[Begin Data rows]
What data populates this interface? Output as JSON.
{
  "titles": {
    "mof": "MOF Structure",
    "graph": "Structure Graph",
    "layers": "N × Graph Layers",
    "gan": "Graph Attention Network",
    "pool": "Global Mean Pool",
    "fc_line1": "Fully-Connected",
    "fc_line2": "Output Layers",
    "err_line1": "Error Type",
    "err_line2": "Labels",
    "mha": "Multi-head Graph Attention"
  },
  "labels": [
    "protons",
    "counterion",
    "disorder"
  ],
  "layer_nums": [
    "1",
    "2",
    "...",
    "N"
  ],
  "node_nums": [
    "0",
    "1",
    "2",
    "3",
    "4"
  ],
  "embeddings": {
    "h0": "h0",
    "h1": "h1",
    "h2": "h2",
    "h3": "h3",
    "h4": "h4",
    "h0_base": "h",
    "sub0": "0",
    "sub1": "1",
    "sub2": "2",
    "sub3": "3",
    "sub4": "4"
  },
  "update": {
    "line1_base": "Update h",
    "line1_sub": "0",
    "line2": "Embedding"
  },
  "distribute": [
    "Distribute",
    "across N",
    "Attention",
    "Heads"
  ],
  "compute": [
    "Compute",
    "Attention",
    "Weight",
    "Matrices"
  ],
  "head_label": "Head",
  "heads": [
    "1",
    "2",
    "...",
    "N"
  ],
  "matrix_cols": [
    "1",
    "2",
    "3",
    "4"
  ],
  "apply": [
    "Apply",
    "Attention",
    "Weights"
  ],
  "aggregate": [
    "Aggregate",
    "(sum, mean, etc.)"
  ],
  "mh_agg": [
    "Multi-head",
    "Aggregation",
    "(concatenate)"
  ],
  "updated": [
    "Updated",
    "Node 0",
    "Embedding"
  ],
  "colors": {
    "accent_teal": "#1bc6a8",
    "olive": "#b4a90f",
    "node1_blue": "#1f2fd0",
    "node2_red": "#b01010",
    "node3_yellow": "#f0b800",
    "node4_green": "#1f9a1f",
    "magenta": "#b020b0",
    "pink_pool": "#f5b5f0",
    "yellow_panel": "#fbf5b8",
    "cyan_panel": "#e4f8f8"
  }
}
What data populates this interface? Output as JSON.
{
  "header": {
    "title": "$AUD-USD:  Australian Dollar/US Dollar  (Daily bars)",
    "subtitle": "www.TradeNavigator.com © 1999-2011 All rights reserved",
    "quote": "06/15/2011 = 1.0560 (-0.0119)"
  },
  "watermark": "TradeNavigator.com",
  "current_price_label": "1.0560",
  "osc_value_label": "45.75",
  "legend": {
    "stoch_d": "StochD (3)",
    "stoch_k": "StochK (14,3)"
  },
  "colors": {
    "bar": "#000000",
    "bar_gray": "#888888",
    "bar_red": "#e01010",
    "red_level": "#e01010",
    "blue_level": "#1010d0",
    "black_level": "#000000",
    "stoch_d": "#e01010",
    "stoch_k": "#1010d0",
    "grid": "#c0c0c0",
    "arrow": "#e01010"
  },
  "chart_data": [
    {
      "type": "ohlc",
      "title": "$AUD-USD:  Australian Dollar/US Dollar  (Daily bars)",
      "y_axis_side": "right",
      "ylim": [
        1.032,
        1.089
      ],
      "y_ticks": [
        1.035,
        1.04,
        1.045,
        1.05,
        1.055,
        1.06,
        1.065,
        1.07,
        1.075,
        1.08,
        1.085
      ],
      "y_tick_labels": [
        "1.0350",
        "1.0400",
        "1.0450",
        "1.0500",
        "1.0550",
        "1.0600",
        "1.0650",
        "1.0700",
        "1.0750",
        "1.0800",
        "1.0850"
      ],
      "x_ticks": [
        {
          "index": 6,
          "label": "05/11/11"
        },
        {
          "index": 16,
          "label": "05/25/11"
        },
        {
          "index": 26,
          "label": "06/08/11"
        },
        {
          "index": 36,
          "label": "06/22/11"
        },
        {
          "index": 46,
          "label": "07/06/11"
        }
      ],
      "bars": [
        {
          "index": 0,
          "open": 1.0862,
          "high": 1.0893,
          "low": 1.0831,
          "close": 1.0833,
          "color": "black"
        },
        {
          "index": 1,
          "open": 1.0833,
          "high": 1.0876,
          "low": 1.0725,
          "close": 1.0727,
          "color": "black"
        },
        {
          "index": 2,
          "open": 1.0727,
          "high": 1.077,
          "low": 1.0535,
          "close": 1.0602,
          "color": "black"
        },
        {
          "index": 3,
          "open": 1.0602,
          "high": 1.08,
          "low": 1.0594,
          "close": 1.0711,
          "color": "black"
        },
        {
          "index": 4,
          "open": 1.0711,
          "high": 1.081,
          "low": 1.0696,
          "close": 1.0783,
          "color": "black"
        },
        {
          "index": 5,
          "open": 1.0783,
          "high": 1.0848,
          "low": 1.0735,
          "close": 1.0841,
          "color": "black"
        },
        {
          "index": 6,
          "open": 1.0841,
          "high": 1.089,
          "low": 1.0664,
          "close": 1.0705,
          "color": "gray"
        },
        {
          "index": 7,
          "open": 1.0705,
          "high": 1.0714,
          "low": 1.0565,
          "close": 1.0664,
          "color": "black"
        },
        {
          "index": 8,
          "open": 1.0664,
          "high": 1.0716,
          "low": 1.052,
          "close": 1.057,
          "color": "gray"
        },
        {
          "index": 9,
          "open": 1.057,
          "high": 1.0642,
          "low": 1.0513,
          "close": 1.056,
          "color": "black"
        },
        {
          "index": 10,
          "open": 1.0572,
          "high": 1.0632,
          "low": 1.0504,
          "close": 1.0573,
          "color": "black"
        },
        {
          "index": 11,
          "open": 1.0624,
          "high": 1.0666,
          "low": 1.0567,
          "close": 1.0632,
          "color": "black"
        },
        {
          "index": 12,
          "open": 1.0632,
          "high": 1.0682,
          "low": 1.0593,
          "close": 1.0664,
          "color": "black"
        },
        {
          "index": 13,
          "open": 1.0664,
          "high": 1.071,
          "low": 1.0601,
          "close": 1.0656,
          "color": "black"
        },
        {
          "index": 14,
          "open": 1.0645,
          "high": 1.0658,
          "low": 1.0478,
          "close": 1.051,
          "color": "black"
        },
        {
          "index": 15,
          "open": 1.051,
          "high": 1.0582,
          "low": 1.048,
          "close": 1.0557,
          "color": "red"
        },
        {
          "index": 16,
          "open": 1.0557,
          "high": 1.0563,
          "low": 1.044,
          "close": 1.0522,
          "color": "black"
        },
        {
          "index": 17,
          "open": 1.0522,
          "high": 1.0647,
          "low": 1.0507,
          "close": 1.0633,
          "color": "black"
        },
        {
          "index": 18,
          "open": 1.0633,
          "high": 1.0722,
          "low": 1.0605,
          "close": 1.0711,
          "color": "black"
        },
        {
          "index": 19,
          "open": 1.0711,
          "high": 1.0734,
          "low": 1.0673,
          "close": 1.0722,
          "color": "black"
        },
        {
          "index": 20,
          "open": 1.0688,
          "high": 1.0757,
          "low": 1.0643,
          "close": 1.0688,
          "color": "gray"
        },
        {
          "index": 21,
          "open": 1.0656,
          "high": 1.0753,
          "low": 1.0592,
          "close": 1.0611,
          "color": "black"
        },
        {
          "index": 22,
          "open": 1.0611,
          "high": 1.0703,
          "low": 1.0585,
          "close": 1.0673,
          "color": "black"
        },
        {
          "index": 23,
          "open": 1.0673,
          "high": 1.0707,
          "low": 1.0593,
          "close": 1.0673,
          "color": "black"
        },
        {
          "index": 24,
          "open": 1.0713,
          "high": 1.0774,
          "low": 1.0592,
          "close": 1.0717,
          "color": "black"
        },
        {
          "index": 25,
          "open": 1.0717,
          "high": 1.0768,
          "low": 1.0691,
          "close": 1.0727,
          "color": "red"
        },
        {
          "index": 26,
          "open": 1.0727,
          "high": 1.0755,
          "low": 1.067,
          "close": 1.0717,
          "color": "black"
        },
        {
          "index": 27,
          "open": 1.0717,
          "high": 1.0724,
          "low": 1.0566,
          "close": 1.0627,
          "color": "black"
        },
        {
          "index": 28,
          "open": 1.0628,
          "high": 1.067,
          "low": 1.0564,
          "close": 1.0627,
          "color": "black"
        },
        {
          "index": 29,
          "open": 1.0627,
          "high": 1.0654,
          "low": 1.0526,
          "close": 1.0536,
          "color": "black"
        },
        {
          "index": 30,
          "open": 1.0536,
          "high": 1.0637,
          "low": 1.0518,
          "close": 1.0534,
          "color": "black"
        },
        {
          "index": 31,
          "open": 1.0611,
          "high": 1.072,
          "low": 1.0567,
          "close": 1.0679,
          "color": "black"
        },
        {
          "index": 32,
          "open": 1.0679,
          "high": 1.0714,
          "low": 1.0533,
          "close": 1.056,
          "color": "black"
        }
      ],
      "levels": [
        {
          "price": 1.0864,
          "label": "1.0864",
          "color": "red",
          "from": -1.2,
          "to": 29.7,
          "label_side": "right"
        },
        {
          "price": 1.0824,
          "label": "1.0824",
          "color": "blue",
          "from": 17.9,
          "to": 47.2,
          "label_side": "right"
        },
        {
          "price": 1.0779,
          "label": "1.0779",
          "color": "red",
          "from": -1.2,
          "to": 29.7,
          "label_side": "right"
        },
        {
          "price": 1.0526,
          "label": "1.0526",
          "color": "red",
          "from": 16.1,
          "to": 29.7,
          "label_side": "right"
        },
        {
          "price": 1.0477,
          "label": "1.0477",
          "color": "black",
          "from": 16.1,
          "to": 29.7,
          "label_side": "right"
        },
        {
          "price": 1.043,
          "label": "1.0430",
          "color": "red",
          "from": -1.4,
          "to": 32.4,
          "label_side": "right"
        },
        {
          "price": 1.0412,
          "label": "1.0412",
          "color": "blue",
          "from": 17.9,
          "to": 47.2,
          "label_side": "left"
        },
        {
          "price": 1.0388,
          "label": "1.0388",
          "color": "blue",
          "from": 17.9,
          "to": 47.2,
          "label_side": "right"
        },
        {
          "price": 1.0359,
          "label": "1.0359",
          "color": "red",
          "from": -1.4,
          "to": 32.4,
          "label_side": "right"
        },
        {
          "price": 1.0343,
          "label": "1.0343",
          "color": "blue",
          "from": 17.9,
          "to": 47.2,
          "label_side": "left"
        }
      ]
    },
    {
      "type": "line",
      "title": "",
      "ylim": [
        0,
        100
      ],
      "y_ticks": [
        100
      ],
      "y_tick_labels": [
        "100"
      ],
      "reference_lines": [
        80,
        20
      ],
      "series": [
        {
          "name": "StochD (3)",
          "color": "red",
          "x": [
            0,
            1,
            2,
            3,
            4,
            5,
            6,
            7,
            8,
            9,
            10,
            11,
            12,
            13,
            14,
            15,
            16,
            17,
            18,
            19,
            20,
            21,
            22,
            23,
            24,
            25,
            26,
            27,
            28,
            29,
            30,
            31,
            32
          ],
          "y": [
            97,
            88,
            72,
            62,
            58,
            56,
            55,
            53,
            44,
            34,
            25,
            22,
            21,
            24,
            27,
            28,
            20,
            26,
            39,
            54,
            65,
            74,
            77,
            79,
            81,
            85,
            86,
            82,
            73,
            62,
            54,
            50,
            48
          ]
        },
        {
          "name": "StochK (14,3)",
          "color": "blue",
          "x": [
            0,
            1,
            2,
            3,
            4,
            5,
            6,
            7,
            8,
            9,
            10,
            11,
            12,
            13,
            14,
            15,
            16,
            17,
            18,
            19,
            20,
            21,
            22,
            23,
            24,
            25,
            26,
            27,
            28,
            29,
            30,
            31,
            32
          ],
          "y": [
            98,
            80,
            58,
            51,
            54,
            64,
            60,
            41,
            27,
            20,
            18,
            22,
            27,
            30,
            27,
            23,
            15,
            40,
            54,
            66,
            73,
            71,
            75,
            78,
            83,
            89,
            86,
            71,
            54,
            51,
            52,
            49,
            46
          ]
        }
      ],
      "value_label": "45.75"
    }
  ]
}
[End Data rows]
Filter the listing above by the word "TradeNavigator"; copy each line that passes.

    "subtitle": "www.TradeNavigator.com © 1999-2011 All rights reserved",
  "watermark": "TradeNavigator.com",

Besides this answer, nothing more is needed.